Supplied material.
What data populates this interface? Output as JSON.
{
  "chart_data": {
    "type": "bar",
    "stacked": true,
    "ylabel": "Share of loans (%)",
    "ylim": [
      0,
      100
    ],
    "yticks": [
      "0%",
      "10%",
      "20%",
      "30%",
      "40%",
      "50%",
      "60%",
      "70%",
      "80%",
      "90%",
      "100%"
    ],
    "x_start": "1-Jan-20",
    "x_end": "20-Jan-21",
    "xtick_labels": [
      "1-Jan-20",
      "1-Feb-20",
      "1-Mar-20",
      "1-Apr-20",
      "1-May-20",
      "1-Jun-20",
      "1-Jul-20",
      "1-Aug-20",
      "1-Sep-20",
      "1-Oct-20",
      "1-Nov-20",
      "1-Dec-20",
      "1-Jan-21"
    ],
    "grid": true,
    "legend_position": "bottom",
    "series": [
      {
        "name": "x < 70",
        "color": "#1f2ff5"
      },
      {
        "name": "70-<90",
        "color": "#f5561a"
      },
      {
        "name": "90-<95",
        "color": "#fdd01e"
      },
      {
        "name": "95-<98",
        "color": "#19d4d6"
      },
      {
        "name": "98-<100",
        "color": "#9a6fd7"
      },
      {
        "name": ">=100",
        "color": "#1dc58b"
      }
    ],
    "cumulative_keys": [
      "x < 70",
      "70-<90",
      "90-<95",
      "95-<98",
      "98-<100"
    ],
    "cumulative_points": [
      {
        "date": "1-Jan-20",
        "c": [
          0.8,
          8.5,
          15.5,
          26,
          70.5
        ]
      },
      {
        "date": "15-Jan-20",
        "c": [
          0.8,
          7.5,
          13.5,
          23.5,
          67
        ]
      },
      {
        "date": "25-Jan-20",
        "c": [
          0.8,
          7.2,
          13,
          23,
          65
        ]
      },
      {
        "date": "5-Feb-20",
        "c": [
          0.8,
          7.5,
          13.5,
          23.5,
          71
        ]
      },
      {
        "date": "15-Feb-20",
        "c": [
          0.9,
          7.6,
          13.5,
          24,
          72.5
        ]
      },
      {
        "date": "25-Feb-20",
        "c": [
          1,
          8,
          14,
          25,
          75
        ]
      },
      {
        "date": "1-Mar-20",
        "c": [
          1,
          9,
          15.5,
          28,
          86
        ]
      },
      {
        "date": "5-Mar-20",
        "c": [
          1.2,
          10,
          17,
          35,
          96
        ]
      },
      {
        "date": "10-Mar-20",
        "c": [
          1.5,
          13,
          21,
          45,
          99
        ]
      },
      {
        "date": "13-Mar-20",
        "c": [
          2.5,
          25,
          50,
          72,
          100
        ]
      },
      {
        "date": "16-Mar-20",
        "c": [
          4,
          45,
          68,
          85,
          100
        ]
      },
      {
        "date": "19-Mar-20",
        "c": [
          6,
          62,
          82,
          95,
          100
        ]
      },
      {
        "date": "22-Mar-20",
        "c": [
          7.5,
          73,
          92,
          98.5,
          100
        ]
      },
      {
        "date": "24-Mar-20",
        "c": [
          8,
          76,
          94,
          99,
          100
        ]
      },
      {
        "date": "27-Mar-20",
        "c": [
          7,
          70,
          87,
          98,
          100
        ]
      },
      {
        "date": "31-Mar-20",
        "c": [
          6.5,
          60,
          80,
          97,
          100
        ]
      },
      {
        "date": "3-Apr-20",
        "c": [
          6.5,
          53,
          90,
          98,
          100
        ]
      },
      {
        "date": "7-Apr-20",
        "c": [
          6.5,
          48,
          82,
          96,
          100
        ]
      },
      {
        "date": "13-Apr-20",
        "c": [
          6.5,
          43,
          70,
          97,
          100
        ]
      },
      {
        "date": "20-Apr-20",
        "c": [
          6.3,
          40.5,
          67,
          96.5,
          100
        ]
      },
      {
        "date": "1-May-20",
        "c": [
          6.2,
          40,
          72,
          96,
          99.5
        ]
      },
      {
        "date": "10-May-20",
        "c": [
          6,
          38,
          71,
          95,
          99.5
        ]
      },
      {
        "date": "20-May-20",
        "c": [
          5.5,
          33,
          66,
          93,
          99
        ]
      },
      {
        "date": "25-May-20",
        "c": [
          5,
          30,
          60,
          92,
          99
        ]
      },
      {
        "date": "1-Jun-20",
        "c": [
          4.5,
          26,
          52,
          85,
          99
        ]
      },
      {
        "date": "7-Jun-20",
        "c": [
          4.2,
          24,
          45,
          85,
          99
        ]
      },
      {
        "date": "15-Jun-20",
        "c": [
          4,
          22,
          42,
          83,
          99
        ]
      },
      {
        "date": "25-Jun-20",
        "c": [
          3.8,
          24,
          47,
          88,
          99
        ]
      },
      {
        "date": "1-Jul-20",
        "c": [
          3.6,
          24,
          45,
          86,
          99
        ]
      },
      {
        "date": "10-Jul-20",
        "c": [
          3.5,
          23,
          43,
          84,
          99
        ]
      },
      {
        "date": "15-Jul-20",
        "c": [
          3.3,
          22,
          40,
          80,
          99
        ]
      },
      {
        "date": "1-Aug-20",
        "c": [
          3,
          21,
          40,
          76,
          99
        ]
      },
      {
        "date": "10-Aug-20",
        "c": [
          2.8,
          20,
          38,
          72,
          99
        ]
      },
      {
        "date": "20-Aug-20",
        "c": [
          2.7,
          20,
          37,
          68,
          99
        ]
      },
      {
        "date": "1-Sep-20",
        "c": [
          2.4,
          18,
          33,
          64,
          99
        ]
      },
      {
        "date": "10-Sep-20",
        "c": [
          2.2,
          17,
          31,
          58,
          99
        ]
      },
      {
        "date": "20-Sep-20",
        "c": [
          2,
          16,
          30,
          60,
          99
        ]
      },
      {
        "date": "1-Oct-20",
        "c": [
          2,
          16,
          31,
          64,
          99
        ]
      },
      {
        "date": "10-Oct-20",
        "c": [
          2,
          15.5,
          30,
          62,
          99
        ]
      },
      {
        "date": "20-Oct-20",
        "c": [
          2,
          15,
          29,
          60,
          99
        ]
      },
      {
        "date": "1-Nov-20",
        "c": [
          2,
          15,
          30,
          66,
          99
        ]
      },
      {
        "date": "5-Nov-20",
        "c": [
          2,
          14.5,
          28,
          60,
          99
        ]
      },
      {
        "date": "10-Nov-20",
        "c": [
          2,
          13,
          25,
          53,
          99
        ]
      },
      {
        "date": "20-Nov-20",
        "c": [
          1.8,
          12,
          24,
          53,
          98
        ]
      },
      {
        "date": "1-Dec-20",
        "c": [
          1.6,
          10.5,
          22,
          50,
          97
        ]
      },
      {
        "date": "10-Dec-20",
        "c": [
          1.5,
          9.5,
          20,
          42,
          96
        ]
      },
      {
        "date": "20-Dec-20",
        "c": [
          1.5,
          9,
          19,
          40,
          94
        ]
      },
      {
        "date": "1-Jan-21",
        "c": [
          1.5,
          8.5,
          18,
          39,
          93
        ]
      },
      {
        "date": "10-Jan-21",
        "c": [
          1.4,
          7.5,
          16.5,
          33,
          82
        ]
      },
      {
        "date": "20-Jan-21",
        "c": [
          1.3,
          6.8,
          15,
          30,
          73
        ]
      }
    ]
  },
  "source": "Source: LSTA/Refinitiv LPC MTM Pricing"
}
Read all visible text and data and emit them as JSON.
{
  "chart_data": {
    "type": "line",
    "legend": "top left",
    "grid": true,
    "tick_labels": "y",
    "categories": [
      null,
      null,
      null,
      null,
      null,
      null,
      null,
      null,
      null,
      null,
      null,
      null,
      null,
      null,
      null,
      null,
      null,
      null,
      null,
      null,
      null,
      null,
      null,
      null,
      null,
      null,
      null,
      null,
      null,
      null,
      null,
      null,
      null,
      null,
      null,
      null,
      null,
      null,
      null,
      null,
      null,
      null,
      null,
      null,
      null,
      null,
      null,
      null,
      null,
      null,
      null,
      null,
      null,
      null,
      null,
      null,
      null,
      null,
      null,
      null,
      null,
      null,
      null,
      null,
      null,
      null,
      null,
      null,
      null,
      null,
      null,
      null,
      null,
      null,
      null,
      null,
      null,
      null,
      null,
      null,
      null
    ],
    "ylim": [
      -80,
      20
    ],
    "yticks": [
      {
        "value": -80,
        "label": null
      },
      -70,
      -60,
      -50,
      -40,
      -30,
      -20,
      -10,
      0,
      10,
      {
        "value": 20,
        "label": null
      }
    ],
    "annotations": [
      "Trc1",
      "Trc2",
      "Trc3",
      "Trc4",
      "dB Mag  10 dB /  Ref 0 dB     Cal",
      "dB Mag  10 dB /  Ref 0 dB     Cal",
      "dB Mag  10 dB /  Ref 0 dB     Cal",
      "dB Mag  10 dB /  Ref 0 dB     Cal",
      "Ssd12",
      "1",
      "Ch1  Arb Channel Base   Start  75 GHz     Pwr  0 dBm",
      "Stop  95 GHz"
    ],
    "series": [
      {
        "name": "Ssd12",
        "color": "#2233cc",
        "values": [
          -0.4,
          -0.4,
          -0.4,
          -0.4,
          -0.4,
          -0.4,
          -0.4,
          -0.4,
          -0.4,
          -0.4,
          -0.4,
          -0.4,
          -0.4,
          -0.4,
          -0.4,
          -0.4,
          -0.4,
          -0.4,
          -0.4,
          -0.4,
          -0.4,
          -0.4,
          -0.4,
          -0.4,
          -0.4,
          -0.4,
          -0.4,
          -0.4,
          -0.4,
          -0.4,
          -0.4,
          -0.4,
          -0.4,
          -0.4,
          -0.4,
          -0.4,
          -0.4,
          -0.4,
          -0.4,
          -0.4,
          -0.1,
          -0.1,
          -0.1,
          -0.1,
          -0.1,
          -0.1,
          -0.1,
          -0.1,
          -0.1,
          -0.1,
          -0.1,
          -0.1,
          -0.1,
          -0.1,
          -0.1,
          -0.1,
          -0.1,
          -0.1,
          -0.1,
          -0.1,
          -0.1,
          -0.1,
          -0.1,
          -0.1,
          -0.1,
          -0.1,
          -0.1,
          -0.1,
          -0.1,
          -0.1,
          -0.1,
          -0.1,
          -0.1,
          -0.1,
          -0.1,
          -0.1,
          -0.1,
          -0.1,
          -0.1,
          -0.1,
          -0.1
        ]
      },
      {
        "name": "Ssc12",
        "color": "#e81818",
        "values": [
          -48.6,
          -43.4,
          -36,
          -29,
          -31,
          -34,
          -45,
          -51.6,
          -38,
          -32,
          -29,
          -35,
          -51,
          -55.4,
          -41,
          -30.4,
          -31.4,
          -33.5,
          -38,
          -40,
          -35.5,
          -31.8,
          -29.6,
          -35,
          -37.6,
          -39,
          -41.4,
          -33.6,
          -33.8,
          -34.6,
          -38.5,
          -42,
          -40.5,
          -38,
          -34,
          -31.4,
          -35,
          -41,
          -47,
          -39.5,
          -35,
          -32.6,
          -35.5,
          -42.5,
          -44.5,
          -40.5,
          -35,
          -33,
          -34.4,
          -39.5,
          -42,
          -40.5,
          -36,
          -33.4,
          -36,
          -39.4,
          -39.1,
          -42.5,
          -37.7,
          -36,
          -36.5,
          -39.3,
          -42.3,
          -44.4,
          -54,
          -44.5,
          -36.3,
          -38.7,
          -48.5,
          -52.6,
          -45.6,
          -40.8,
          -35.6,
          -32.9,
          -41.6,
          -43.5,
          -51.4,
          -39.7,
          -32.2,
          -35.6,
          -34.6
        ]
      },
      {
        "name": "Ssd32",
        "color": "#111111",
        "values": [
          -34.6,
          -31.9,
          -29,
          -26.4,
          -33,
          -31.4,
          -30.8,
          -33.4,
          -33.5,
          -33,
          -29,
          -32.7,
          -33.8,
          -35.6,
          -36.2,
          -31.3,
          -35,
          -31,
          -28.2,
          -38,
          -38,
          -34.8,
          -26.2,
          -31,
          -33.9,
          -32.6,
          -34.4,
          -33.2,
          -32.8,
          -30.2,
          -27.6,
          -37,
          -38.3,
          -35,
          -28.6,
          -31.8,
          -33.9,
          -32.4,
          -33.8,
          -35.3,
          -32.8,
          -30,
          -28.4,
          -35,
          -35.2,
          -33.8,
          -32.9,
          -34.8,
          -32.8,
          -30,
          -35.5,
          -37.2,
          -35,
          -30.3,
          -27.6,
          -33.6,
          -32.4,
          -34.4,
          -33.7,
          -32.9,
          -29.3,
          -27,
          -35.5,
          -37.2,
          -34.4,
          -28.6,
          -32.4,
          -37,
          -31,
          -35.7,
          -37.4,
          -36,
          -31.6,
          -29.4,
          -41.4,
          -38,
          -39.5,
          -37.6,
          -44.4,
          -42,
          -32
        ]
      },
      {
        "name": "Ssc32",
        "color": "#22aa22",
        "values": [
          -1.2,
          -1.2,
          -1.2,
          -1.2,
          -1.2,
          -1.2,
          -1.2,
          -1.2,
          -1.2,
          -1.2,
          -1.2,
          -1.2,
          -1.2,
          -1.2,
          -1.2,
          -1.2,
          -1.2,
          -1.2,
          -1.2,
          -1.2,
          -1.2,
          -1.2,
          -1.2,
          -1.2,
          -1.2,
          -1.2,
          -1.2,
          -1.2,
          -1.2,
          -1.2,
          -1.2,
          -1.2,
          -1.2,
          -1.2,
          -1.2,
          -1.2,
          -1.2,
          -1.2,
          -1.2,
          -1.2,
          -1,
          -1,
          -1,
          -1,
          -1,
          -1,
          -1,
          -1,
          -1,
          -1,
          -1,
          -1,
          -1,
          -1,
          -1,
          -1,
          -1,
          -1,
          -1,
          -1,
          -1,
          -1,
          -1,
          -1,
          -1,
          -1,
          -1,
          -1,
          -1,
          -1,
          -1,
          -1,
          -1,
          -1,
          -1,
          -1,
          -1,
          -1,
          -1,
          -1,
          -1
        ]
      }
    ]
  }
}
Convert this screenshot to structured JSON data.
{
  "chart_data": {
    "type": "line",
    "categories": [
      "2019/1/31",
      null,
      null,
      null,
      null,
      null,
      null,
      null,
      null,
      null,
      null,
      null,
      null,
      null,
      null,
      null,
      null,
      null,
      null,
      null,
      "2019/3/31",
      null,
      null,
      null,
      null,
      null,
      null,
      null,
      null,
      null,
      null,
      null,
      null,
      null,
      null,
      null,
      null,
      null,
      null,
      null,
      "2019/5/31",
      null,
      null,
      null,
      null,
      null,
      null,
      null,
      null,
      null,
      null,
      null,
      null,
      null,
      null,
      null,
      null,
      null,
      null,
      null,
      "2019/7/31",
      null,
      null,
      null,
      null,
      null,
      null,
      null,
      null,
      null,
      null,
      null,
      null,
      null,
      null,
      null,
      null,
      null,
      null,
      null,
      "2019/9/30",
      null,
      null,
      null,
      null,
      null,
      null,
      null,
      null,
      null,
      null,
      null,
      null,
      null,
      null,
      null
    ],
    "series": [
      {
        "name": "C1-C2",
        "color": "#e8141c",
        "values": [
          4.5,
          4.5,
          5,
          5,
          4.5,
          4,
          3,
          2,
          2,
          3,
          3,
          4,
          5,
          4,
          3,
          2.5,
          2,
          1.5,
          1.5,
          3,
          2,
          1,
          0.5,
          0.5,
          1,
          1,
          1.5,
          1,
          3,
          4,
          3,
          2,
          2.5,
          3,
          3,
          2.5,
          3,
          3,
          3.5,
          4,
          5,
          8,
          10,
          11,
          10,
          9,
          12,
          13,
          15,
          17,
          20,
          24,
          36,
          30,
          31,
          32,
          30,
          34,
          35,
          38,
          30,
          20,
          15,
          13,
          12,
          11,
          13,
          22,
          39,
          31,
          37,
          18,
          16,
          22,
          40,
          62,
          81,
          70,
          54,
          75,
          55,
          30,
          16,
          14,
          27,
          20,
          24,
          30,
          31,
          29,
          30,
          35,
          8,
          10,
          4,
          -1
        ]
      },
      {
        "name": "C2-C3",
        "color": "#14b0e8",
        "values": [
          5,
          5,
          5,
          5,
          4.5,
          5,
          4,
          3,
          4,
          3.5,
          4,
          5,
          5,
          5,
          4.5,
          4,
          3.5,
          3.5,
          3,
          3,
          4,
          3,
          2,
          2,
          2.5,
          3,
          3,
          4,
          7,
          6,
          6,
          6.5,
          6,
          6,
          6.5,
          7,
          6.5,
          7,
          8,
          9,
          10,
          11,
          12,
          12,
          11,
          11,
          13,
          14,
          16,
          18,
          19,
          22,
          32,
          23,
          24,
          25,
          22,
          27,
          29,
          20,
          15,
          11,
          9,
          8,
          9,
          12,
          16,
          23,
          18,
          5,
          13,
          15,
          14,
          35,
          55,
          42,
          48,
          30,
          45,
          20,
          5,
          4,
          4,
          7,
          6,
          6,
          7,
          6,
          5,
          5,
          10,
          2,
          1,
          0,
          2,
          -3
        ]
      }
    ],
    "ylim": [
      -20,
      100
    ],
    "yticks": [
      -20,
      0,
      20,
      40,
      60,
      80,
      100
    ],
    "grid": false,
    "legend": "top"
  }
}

Your task.
Search the lines for the string "JSON" and copy every line that has it.

Correct answer.
What data populates this interface? Output as JSON.
Read all visible text and data and emit them as JSON.
Convert this screenshot to structured JSON data.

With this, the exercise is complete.